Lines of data

>> BEGIN

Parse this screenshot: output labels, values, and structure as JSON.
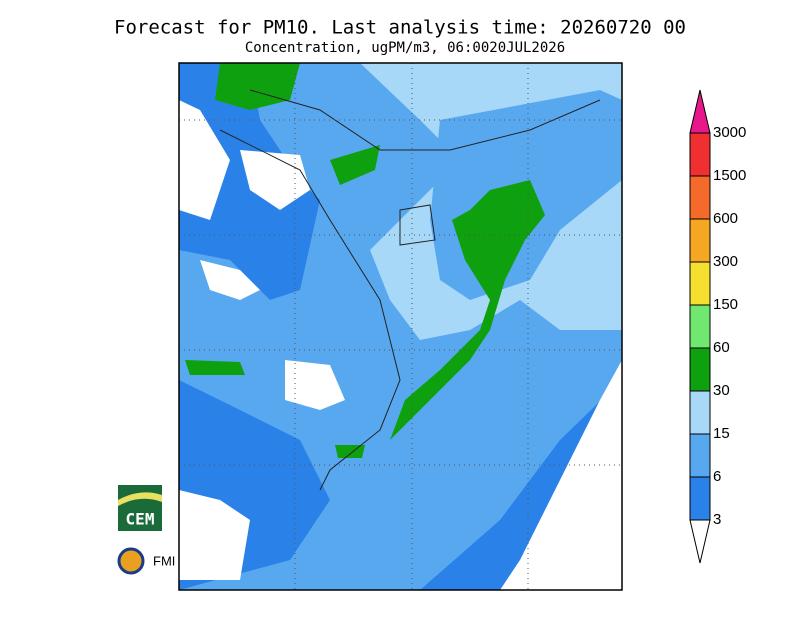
{
  "header": {
    "title": "Forecast for PM10. Last analysis time: 20260720 00",
    "subtitle": "Concentration, ugPM/m3, 06:0020JUL2026"
  },
  "legend": {
    "levels": [
      3,
      6,
      15,
      30,
      60,
      150,
      300,
      600,
      1500,
      3000
    ],
    "colors": [
      "#2a82e8",
      "#58a8f0",
      "#a8d8f8",
      "#0fa00f",
      "#70e870",
      "#f5e030",
      "#f5a623",
      "#f46a2a",
      "#f03030"
    ],
    "below_color": "#ffffff",
    "above_color": "#e8178b"
  },
  "logos": {
    "cem": "CEM",
    "fmi": "FMI"
  }
}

>> END

__YOUR OBJECTIVE__
Without the pictures, copy the material exactly as given.

__TASK OUTPUT__
Parse this screenshot: output labels, values, and structure as JSON.
{
  "header": {
    "title": "Forecast for PM10. Last analysis time: 20260720 00",
    "subtitle": "Concentration, ugPM/m3, 06:0020JUL2026"
  },
  "legend": {
    "levels": [
      3,
      6,
      15,
      30,
      60,
      150,
      300,
      600,
      1500,
      3000
    ],
    "colors": [
      "#2a82e8",
      "#58a8f0",
      "#a8d8f8",
      "#0fa00f",
      "#70e870",
      "#f5e030",
      "#f5a623",
      "#f46a2a",
      "#f03030"
    ],
    "below_color": "#ffffff",
    "above_color": "#e8178b"
  },
  "logos": {
    "cem": "CEM",
    "fmi": "FMI"
  }
}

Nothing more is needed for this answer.